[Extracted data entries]
==========
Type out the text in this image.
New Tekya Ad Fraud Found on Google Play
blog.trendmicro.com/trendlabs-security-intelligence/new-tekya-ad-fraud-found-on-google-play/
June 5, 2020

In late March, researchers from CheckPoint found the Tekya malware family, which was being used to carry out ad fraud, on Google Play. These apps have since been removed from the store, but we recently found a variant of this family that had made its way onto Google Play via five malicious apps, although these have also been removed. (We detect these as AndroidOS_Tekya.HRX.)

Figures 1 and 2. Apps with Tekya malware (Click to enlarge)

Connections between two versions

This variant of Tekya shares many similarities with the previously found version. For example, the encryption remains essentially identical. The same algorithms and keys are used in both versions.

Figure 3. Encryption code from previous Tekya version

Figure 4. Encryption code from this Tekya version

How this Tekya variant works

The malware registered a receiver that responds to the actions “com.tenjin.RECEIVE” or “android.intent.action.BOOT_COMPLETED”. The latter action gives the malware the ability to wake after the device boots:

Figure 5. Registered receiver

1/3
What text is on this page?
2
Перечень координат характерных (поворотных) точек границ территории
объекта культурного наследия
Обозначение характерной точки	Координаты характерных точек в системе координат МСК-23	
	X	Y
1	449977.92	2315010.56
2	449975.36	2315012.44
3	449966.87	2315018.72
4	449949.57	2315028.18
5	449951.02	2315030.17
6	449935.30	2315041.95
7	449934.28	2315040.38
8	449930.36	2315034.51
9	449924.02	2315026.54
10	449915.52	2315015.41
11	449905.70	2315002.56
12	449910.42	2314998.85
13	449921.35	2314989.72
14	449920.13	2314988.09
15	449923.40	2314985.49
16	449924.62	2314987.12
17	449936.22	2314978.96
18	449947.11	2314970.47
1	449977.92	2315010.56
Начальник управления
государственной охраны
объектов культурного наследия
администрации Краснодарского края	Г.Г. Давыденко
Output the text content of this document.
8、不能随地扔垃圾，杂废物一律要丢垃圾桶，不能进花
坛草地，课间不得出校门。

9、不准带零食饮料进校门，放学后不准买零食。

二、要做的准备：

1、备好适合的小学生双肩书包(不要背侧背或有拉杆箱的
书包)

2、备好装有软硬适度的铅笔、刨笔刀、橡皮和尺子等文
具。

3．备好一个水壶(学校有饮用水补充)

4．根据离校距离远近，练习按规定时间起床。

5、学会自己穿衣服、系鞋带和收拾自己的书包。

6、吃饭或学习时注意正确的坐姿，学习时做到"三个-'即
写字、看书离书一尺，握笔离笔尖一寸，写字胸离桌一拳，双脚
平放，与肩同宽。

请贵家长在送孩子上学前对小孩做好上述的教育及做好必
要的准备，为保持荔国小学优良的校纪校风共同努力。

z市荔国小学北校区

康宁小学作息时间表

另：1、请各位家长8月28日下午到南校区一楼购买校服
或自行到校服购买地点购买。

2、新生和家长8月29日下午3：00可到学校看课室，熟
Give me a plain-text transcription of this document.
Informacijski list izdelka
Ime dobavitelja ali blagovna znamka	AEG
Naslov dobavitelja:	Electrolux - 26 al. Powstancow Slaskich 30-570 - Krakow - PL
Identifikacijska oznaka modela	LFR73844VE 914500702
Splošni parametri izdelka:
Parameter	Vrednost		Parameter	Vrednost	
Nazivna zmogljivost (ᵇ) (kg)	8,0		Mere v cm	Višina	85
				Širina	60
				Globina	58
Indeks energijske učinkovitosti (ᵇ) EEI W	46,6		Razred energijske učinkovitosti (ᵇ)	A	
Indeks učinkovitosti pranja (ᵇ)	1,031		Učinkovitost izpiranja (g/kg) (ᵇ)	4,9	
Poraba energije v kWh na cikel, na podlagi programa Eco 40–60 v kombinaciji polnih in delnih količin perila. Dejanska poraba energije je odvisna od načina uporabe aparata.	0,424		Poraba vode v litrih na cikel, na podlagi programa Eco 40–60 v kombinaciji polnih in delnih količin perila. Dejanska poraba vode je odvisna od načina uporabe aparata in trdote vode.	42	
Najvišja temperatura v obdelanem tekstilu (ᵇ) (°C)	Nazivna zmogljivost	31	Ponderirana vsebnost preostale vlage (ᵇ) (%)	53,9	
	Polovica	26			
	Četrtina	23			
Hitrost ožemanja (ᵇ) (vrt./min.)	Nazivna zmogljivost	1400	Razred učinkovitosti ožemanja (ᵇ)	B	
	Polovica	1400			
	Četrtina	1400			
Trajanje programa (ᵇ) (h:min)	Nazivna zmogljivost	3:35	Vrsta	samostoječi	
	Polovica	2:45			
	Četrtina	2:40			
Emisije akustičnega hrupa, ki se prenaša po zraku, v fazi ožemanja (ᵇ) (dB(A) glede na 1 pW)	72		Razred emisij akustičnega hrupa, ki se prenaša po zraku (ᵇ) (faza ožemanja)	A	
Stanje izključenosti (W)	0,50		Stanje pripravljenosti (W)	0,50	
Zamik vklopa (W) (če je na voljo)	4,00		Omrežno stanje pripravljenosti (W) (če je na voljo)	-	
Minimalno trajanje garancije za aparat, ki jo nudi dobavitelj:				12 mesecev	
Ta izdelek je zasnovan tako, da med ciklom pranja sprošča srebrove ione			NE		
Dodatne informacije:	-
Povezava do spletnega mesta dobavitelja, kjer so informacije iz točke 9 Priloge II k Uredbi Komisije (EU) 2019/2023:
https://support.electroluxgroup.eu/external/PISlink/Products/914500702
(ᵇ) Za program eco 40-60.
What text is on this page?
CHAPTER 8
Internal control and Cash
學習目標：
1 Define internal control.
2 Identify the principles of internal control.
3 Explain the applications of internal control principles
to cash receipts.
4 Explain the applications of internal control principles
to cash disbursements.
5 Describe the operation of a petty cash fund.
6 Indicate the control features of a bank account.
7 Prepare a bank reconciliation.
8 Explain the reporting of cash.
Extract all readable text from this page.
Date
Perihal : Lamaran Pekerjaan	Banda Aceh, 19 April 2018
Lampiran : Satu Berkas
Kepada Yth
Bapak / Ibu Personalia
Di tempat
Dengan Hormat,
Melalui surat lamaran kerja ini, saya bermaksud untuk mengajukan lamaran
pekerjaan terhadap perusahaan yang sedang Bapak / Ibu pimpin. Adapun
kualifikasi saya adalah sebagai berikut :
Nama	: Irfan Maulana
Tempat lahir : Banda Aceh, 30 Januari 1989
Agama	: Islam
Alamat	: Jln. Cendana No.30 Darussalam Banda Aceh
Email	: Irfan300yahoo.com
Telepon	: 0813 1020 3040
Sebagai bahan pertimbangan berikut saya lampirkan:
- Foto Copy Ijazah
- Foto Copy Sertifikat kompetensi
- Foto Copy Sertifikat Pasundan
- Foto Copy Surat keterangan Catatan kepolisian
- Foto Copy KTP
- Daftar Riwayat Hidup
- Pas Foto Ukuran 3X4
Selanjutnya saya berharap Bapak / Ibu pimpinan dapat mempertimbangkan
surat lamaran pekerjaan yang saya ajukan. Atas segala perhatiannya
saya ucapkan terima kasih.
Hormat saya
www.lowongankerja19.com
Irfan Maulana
==========
#### Work required:
Please repeat the material above, word for word and in full.

#### Result of this exercise:
Type out the text in this image.
New Tekya Ad Fraud Found on Google Play
blog.trendmicro.com/trendlabs-security-intelligence/new-tekya-ad-fraud-found-on-google-play/
June 5, 2020

In late March, researchers from CheckPoint found the Tekya malware family, which was being used to carry out ad fraud, on Google Play. These apps have since been removed from the store, but we recently found a variant of this family that had made its way onto Google Play via five malicious apps, although these have also been removed. (We detect these as AndroidOS_Tekya.HRX.)

Figures 1 and 2. Apps with Tekya malware (Click to enlarge)

Connections between two versions

This variant of Tekya shares many similarities with the previously found version. For example, the encryption remains essentially identical. The same algorithms and keys are used in both versions.

Figure 3. Encryption code from previous Tekya version

Figure 4. Encryption code from this Tekya version

How this Tekya variant works

The malware registered a receiver that responds to the actions “com.tenjin.RECEIVE” or “android.intent.action.BOOT_COMPLETED”. The latter action gives the malware the ability to wake after the device boots:

Figure 5. Registered receiver

1/3
What text is on this page?
2
Перечень координат характерных (поворотных) точек границ территории
объекта культурного наследия
Обозначение характерной точки	Координаты характерных точек в системе координат МСК-23	
	X	Y
1	449977.92	2315010.56
2	449975.36	2315012.44
3	449966.87	2315018.72
4	449949.57	2315028.18
5	449951.02	2315030.17
6	449935.30	2315041.95
7	449934.28	2315040.38
8	449930.36	2315034.51
9	449924.02	2315026.54
10	449915.52	2315015.41
11	449905.70	2315002.56
12	449910.42	2314998.85
13	449921.35	2314989.72
14	449920.13	2314988.09
15	449923.40	2314985.49
16	449924.62	2314987.12
17	449936.22	2314978.96
18	449947.11	2314970.47
1	449977.92	2315010.56
Начальник управления
государственной охраны
объектов культурного наследия
администрации Краснодарского края	Г.Г. Давыденко
Output the text content of this document.
8、不能随地扔垃圾，杂废物一律要丢垃圾桶，不能进花
坛草地，课间不得出校门。

9、不准带零食饮料进校门，放学后不准买零食。

二、要做的准备：

1、备好适合的小学生双肩书包(不要背侧背或有拉杆箱的
书包)

2、备好装有软硬适度的铅笔、刨笔刀、橡皮和尺子等文
具。

3．备好一个水壶(学校有饮用水补充)

4．根据离校距离远近，练习按规定时间起床。

5、学会自己穿衣服、系鞋带和收拾自己的书包。

6、吃饭或学习时注意正确的坐姿，学习时做到"三个-'即
写字、看书离书一尺，握笔离笔尖一寸，写字胸离桌一拳，双脚
平放，与肩同宽。

请贵家长在送孩子上学前对小孩做好上述的教育及做好必
要的准备，为保持荔国小学优良的校纪校风共同努力。

z市荔国小学北校区

康宁小学作息时间表

另：1、请各位家长8月28日下午到南校区一楼购买校服
或自行到校服购买地点购买。

2、新生和家长8月29日下午3：00可到学校看课室，熟
Give me a plain-text transcription of this document.
Informacijski list izdelka
Ime dobavitelja ali blagovna znamka	AEG
Naslov dobavitelja:	Electrolux - 26 al. Powstancow Slaskich 30-570 - Krakow - PL
Identifikacijska oznaka modela	LFR73844VE 914500702
Splošni parametri izdelka:
Parameter	Vrednost		Parameter	Vrednost	
Nazivna zmogljivost (ᵇ) (kg)	8,0		Mere v cm	Višina	85
				Širina	60
				Globina	58
Indeks energijske učinkovitosti (ᵇ) EEI W	46,6		Razred energijske učinkovitosti (ᵇ)	A	
Indeks učinkovitosti pranja (ᵇ)	1,031		Učinkovitost izpiranja (g/kg) (ᵇ)	4,9	
Poraba energije v kWh na cikel, na podlagi programa Eco 40–60 v kombinaciji polnih in delnih količin perila. Dejanska poraba energije je odvisna od načina uporabe aparata.	0,424		Poraba vode v litrih na cikel, na podlagi programa Eco 40–60 v kombinaciji polnih in delnih količin perila. Dejanska poraba vode je odvisna od načina uporabe aparata in trdote vode.	42	
Najvišja temperatura v obdelanem tekstilu (ᵇ) (°C)	Nazivna zmogljivost	31	Ponderirana vsebnost preostale vlage (ᵇ) (%)	53,9	
	Polovica	26			
	Četrtina	23			
Hitrost ožemanja (ᵇ) (vrt./min.)	Nazivna zmogljivost	1400	Razred učinkovitosti ožemanja (ᵇ)	B	
	Polovica	1400			
	Četrtina	1400			
Trajanje programa (ᵇ) (h:min)	Nazivna zmogljivost	3:35	Vrsta	samostoječi	
	Polovica	2:45			
	Četrtina	2:40			
Emisije akustičnega hrupa, ki se prenaša po zraku, v fazi ožemanja (ᵇ) (dB(A) glede na 1 pW)	72		Razred emisij akustičnega hrupa, ki se prenaša po zraku (ᵇ) (faza ožemanja)	A	
Stanje izključenosti (W)	0,50		Stanje pripravljenosti (W)	0,50	
Zamik vklopa (W) (če je na voljo)	4,00		Omrežno stanje pripravljenosti (W) (če je na voljo)	-	
Minimalno trajanje garancije za aparat, ki jo nudi dobavitelj:				12 mesecev	
Ta izdelek je zasnovan tako, da med ciklom pranja sprošča srebrove ione			NE		
Dodatne informacije:	-
Povezava do spletnega mesta dobavitelja, kjer so informacije iz točke 9 Priloge II k Uredbi Komisije (EU) 2019/2023:
https://support.electroluxgroup.eu/external/PISlink/Products/914500702
(ᵇ) Za program eco 40-60.
What text is on this page?
CHAPTER 8
Internal control and Cash
學習目標：
1 Define internal control.
2 Identify the principles of internal control.
3 Explain the applications of internal control principles
to cash receipts.
4 Explain the applications of internal control principles
to cash disbursements.
5 Describe the operation of a petty cash fund.
6 Indicate the control features of a bank account.
7 Prepare a bank reconciliation.
8 Explain the reporting of cash.
Extract all readable text from this page.
Date
Perihal : Lamaran Pekerjaan	Banda Aceh, 19 April 2018
Lampiran : Satu Berkas
Kepada Yth
Bapak / Ibu Personalia
Di tempat
Dengan Hormat,
Melalui surat lamaran kerja ini, saya bermaksud untuk mengajukan lamaran
pekerjaan terhadap perusahaan yang sedang Bapak / Ibu pimpin. Adapun
kualifikasi saya adalah sebagai berikut :
Nama	: Irfan Maulana
Tempat lahir : Banda Aceh, 30 Januari 1989
Agama	: Islam
Alamat	: Jln. Cendana No.30 Darussalam Banda Aceh
Email	: Irfan300yahoo.com
Telepon	: 0813 1020 3040
Sebagai bahan pertimbangan berikut saya lampirkan:
- Foto Copy Ijazah
- Foto Copy Sertifikat kompetensi
- Foto Copy Sertifikat Pasundan
- Foto Copy Surat keterangan Catatan kepolisian
- Foto Copy KTP
- Daftar Riwayat Hidup
- Pas Foto Ukuran 3X4
Selanjutnya saya berharap Bapak / Ibu pimpinan dapat mempertimbangkan
surat lamaran pekerjaan yang saya ajukan. Atas segala perhatiannya
saya ucapkan terima kasih.
Hormat saya
www.lowongankerja19.com
Irfan Maulana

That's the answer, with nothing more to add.